# Required action 1:
Read the neural-tree setup text below and say whether each statement agrees with it. Answer yes or no for each, and quote the text's deciding words exactly.
(a) The eval add-on is for evaluating the model during training.
(b) The text calls the dataset fictional.
(c) One of the test queries is about the capital of Germany.
# Required action 2:
Write out part of the neural-tree setup text below, word for word. Begin at the words "pip install neural-tree" and stop after "is available here.".

START Text passage

We can install neural-tree using:

pip install neural-tree

If we plan to evaluate our model while training install:

pip install "neural-tree[eval]"

Documentation

The complete documentation is available here.

Quick Start

The following code shows how to train a tree index. Let's start by creating a fictional dataset:

documents = [
    {"id": 0, "content": "paris"},
    {"id": 1, "content": "london"},
    {"id": 2, "content": "berlin"},
    {"id": 3, "content": "rome"},
    {"id": 4, "content": "bordeaux"},
    {"id": 5, "content": "milan"},
]

train_queries = [
    "paris is the capital of france",
    "london is the capital of england",
    "berlin is the capital of germany",
    "rome is the capital of italy",
]

train_documents = [
    {"id": 0, "content": "paris"},
    {"id": 1, "content": "london"},
    {"id": 2, "content": "berlin"},
    {"id": 3, "content": "rome"},
]

test_queries = [
    "bordeaux is the capital of france",
    "milan is the capital of italy",
]

Let's train the index using the documents, train_queries and train_documents we have gathered.

END Text passage
START Extracted records

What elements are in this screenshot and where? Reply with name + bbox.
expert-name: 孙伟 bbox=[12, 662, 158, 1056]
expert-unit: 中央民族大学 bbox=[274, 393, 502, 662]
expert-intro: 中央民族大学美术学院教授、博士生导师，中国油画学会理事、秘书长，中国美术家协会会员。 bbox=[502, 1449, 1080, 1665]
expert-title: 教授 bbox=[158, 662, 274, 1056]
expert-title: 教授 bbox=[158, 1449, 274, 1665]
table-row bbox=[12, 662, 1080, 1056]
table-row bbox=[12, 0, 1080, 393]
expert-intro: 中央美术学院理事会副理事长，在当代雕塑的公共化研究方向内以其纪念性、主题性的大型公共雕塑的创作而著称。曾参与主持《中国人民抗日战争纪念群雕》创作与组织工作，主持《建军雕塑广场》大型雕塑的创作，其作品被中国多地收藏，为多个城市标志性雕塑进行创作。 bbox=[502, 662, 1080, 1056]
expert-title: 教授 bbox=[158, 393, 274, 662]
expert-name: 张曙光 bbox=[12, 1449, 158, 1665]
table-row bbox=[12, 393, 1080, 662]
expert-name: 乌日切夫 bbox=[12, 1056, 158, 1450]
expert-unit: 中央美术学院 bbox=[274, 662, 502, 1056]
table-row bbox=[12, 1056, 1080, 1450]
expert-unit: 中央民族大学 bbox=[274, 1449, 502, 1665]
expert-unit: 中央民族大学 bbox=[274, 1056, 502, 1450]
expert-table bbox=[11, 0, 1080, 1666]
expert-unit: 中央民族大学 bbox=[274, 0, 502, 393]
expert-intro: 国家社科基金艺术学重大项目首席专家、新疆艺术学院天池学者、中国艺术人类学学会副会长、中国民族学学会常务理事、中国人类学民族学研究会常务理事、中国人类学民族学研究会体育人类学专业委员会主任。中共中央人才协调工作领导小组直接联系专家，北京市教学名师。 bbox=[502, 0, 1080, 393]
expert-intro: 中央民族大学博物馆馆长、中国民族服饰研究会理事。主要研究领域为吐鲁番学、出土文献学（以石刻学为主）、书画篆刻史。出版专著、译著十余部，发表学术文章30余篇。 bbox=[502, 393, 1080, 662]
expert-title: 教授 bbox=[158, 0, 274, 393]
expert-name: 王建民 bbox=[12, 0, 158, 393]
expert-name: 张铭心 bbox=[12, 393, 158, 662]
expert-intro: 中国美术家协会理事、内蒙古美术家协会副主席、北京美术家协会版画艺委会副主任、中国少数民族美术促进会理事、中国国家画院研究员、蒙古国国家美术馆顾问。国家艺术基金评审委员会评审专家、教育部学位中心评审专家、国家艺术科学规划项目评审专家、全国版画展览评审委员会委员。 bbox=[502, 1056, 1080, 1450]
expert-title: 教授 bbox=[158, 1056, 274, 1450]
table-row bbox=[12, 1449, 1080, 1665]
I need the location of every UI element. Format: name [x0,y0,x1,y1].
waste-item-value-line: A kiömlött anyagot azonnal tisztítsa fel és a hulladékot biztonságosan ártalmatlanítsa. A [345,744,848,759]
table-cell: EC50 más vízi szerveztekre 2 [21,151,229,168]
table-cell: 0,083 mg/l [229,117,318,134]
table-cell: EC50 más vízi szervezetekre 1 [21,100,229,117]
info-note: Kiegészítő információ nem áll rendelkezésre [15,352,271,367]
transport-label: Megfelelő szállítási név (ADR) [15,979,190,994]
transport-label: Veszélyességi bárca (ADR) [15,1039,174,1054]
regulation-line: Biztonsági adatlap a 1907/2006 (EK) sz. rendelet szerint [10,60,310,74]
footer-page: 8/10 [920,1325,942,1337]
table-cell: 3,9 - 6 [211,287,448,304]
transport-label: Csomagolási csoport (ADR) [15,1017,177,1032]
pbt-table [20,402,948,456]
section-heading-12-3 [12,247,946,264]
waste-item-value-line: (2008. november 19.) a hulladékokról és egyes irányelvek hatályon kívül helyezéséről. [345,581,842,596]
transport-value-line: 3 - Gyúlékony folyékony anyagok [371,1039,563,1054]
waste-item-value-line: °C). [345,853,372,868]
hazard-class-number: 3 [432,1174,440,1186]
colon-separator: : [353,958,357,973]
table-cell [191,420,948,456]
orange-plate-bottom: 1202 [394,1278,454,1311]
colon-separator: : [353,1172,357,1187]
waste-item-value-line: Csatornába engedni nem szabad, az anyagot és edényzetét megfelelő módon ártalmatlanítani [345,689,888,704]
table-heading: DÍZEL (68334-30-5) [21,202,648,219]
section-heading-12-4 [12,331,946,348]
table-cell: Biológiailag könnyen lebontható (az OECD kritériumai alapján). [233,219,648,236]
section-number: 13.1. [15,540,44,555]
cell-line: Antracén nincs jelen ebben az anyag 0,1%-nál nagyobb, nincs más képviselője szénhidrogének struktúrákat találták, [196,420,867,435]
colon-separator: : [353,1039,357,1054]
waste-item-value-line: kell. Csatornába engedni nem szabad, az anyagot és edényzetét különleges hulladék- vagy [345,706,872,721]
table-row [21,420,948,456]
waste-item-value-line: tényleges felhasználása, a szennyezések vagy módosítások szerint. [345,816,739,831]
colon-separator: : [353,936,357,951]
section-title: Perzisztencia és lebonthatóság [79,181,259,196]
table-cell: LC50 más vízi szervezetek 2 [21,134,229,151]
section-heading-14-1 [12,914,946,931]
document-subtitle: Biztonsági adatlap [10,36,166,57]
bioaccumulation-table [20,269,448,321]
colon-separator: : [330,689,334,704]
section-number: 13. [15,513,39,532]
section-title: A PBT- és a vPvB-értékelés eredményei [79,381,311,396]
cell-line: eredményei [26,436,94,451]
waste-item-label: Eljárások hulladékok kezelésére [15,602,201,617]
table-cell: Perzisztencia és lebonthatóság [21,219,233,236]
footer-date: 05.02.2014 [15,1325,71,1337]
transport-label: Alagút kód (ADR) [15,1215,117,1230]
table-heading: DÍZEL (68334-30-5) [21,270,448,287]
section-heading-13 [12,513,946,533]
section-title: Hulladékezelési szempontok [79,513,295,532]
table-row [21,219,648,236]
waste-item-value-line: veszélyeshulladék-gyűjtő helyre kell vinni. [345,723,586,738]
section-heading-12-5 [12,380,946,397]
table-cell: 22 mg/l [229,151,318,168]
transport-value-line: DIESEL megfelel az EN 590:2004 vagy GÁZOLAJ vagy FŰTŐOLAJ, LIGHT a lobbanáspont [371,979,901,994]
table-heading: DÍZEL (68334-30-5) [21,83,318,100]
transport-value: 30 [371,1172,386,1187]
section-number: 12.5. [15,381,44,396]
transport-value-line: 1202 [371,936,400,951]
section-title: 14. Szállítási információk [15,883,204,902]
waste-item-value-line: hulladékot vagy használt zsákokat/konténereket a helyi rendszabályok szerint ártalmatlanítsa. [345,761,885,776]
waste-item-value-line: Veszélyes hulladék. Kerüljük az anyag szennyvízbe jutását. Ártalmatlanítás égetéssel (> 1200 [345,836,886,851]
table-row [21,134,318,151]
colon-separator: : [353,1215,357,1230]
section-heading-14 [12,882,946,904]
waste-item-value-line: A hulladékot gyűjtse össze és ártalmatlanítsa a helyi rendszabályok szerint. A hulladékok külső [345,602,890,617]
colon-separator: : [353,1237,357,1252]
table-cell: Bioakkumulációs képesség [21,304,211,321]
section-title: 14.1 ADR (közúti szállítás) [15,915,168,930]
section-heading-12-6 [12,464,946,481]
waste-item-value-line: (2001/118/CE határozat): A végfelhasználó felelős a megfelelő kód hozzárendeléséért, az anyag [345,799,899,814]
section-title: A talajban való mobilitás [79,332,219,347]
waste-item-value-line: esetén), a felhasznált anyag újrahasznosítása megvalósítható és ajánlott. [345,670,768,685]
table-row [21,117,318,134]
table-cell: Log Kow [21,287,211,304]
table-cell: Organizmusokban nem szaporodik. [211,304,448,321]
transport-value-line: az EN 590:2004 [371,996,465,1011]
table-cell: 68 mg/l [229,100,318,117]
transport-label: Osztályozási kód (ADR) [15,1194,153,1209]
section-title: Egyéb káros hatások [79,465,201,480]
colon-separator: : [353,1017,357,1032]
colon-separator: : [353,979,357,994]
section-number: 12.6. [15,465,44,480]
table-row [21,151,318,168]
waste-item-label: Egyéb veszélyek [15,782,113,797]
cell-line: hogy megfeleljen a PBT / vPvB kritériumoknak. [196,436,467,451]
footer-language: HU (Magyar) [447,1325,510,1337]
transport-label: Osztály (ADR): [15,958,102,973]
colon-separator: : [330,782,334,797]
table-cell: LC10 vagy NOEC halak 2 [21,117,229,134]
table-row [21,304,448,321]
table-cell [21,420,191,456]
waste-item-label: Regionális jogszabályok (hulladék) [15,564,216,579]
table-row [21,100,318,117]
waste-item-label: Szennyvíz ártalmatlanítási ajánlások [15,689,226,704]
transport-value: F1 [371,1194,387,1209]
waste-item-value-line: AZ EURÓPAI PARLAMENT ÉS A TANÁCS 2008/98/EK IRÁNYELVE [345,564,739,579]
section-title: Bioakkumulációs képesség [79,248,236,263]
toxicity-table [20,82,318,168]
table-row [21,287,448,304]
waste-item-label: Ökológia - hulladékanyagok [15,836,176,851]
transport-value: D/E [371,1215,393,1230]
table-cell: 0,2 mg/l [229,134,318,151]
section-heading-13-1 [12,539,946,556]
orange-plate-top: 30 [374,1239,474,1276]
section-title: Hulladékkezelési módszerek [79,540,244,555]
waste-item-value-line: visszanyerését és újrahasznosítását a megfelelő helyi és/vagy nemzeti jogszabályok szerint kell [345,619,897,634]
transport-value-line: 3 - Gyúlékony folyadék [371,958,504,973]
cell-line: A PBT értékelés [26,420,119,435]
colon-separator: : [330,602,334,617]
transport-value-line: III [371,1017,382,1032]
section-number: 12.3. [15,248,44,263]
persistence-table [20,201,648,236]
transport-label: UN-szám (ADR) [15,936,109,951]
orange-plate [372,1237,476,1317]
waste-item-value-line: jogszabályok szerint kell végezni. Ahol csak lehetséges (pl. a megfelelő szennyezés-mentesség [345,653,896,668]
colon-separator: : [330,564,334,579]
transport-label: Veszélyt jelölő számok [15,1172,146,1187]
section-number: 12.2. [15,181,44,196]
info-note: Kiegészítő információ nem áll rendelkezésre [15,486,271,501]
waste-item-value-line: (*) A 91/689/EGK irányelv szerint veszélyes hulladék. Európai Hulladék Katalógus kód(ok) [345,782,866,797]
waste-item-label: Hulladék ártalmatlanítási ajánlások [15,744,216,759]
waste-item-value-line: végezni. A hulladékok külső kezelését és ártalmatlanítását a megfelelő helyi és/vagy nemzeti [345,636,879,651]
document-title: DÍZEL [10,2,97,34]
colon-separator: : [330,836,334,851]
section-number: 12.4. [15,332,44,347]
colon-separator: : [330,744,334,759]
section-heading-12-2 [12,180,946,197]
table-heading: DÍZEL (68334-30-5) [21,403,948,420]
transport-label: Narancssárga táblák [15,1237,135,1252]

END Extracted records

# Output 1:
(a) Yes: "If we plan to evaluate our model while training install:"
(b) Yes: "Let's start by creating a fictional dataset"
(c) No: the test queries are "bordeaux is the capital of france" and "milan is the capital of italy"

# Output 2:
pip install neural-tree

If we plan to evaluate our model while training install:

pip install "neural-tree[eval]"

Documentation

The complete documentation is available here.